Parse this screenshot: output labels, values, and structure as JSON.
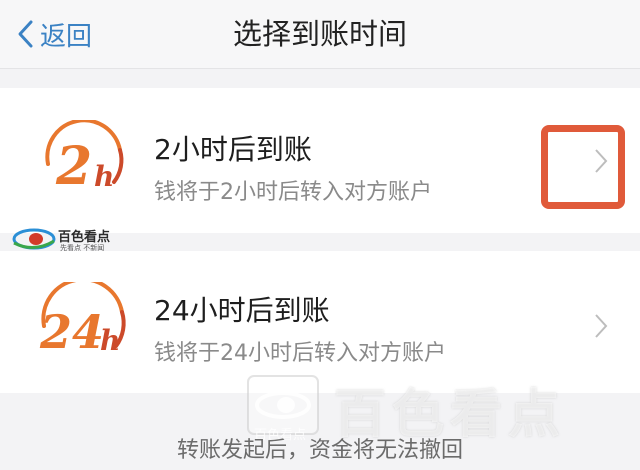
{
  "navbar": {
    "back_label": "返回",
    "title": "选择到账时间"
  },
  "options": [
    {
      "badge_number": "2",
      "badge_unit": "h",
      "title": "2小时后到账",
      "subtitle": "钱将于2小时后转入对方账户"
    },
    {
      "badge_number": "24",
      "badge_unit": "h",
      "title": "24小时后到账",
      "subtitle": "钱将于24小时后转入对方账户"
    }
  ],
  "footer": {
    "note": "转账发起后，资金将无法撤回"
  },
  "watermark": {
    "brand": "百色看点",
    "slogan": "先看点 不新闻"
  },
  "colors": {
    "accent_blue": "#3b82c4",
    "badge_orange": "#e8772e",
    "badge_red": "#cc4a2a",
    "highlight_red": "#e05a3a"
  },
  "icons": [
    "chevron-left-icon",
    "chevron-right-icon",
    "clock-2h-icon",
    "clock-24h-icon"
  ]
}
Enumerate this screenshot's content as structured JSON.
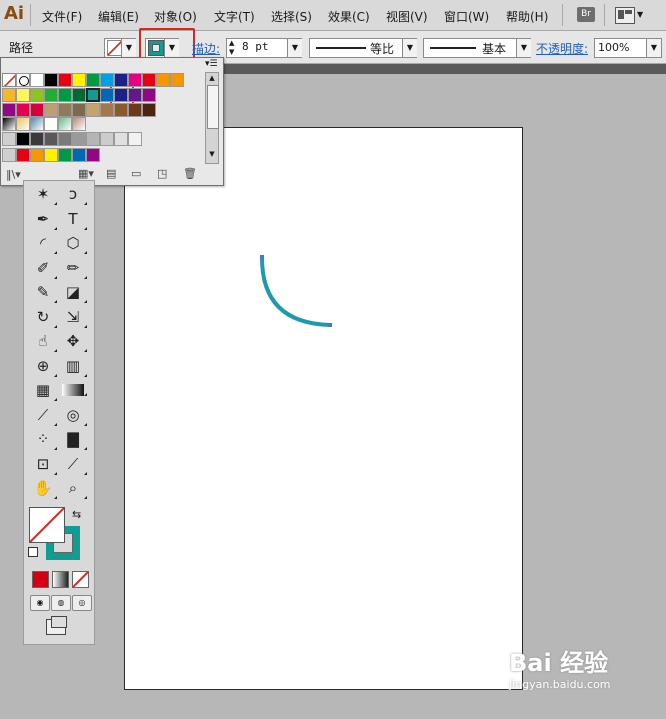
{
  "app": {
    "logo": "Ai"
  },
  "menu": {
    "items": [
      "文件(F)",
      "编辑(E)",
      "对象(O)",
      "文字(T)",
      "选择(S)",
      "效果(C)",
      "视图(V)",
      "窗口(W)",
      "帮助(H)"
    ],
    "bridge_label": "Br"
  },
  "control": {
    "object_type": "路径",
    "stroke_label": "描边:",
    "stroke_weight": "8 pt",
    "profile_uniform": "等比",
    "brush_basic": "基本",
    "opacity_label": "不透明度:",
    "opacity_value": "100%"
  },
  "swatches": {
    "selected_color": "#119b93",
    "row1": [
      "#ffffff",
      "#000000",
      "#e60012",
      "#fff100",
      "#009944",
      "#00a0e9",
      "#1d2088",
      "#e4007f",
      "#e60012",
      "#f39800",
      "#f39800"
    ],
    "row2": [
      "#f8b62d",
      "#fff45c",
      "#8fc31f",
      "#22ac38",
      "#009944",
      "#006934",
      "#119b93",
      "#0068b7",
      "#1d2088",
      "#601986",
      "#920783"
    ],
    "row3": [
      "#920783",
      "#e5004f",
      "#d7003a",
      "#bf9e77",
      "#8f7a5a",
      "#7d6a4a",
      "#c4a36f",
      "#a4784a",
      "#8b5a2b",
      "#6b3a1a",
      "#4b2510"
    ],
    "row4": [
      "#000000",
      "#3a3a3a",
      "#595959",
      "#7a7a7a",
      "#9a9a9a",
      "#b5b5b5",
      "#cccccc",
      "#e0e0e0",
      "#f2f2f2"
    ],
    "row5": [
      "#e60012",
      "#f39800",
      "#fff100",
      "#009944",
      "#0068b7",
      "#920783"
    ]
  },
  "canvas": {
    "arc_color": "#1d9aab"
  },
  "toolbox": {
    "icons": [
      "magic-wand-icon",
      "lasso-icon",
      "pen-icon",
      "type-icon",
      "arc-icon",
      "polygon-icon",
      "paintbrush-icon",
      "pencil-icon",
      "blob-brush-icon",
      "eraser-icon",
      "rotate-icon",
      "scale-icon",
      "warp-icon",
      "free-transform-icon",
      "shape-builder-icon",
      "perspective-grid-icon",
      "mesh-icon",
      "gradient-icon",
      "eyedropper-icon",
      "blend-icon",
      "symbol-sprayer-icon",
      "column-graph-icon",
      "artboard-icon",
      "slice-icon",
      "hand-icon",
      "zoom-icon"
    ],
    "stroke_color": "#0e9e94",
    "fill_state": "none"
  },
  "watermark": {
    "logo": "Bai 经验",
    "url": "jingyan.baidu.com"
  }
}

Stated goal
Your copy of the data above should match it exactly, except that pictures are left out.

Task solution
Parse this screenshot: output labels, values, and structure as JSON.
{
  "navbar": {
    "back_label": "返回",
    "title": "选择到账时间"
  },
  "options": [
    {
      "badge_number": "2",
      "badge_unit": "h",
      "title": "2小时后到账",
      "subtitle": "钱将于2小时后转入对方账户"
    },
    {
      "badge_number": "24",
      "badge_unit": "h",
      "title": "24小时后到账",
      "subtitle": "钱将于24小时后转入对方账户"
    }
  ],
  "footer": {
    "note": "转账发起后，资金将无法撤回"
  },
  "watermark": {
    "brand": "百色看点",
    "slogan": "先看点 不新闻"
  },
  "colors": {
    "accent_blue": "#3b82c4",
    "badge_orange": "#e8772e",
    "badge_red": "#cc4a2a",
    "highlight_red": "#e05a3a"
  },
  "icons": [
    "chevron-left-icon",
    "chevron-right-icon",
    "clock-2h-icon",
    "clock-24h-icon"
  ]
}
Enumerate this screenshot's content as structured JSON.
{
  "app": {
    "logo": "Ai"
  },
  "menu": {
    "items": [
      "文件(F)",
      "编辑(E)",
      "对象(O)",
      "文字(T)",
      "选择(S)",
      "效果(C)",
      "视图(V)",
      "窗口(W)",
      "帮助(H)"
    ],
    "bridge_label": "Br"
  },
  "control": {
    "object_type": "路径",
    "stroke_label": "描边:",
    "stroke_weight": "8 pt",
    "profile_uniform": "等比",
    "brush_basic": "基本",
    "opacity_label": "不透明度:",
    "opacity_value": "100%"
  },
  "swatches": {
    "selected_color": "#119b93",
    "row1": [
      "#ffffff",
      "#000000",
      "#e60012",
      "#fff100",
      "#009944",
      "#00a0e9",
      "#1d2088",
      "#e4007f",
      "#e60012",
      "#f39800",
      "#f39800"
    ],
    "row2": [
      "#f8b62d",
      "#fff45c",
      "#8fc31f",
      "#22ac38",
      "#009944",
      "#006934",
      "#119b93",
      "#0068b7",
      "#1d2088",
      "#601986",
      "#920783"
    ],
    "row3": [
      "#920783",
      "#e5004f",
      "#d7003a",
      "#bf9e77",
      "#8f7a5a",
      "#7d6a4a",
      "#c4a36f",
      "#a4784a",
      "#8b5a2b",
      "#6b3a1a",
      "#4b2510"
    ],
    "row4": [
      "#000000",
      "#3a3a3a",
      "#595959",
      "#7a7a7a",
      "#9a9a9a",
      "#b5b5b5",
      "#cccccc",
      "#e0e0e0",
      "#f2f2f2"
    ],
    "row5": [
      "#e60012",
      "#f39800",
      "#fff100",
      "#009944",
      "#0068b7",
      "#920783"
    ]
  },
  "canvas": {
    "arc_color": "#1d9aab"
  },
  "toolbox": {
    "icons": [
      "magic-wand-icon",
      "lasso-icon",
      "pen-icon",
      "type-icon",
      "arc-icon",
      "polygon-icon",
      "paintbrush-icon",
      "pencil-icon",
      "blob-brush-icon",
      "eraser-icon",
      "rotate-icon",
      "scale-icon",
      "warp-icon",
      "free-transform-icon",
      "shape-builder-icon",
      "perspective-grid-icon",
      "mesh-icon",
      "gradient-icon",
      "eyedropper-icon",
      "blend-icon",
      "symbol-sprayer-icon",
      "column-graph-icon",
      "artboard-icon",
      "slice-icon",
      "hand-icon",
      "zoom-icon"
    ],
    "stroke_color": "#0e9e94",
    "fill_state": "none"
  },
  "watermark": {
    "logo": "Bai 经验",
    "url": "jingyan.baidu.com"
  }
}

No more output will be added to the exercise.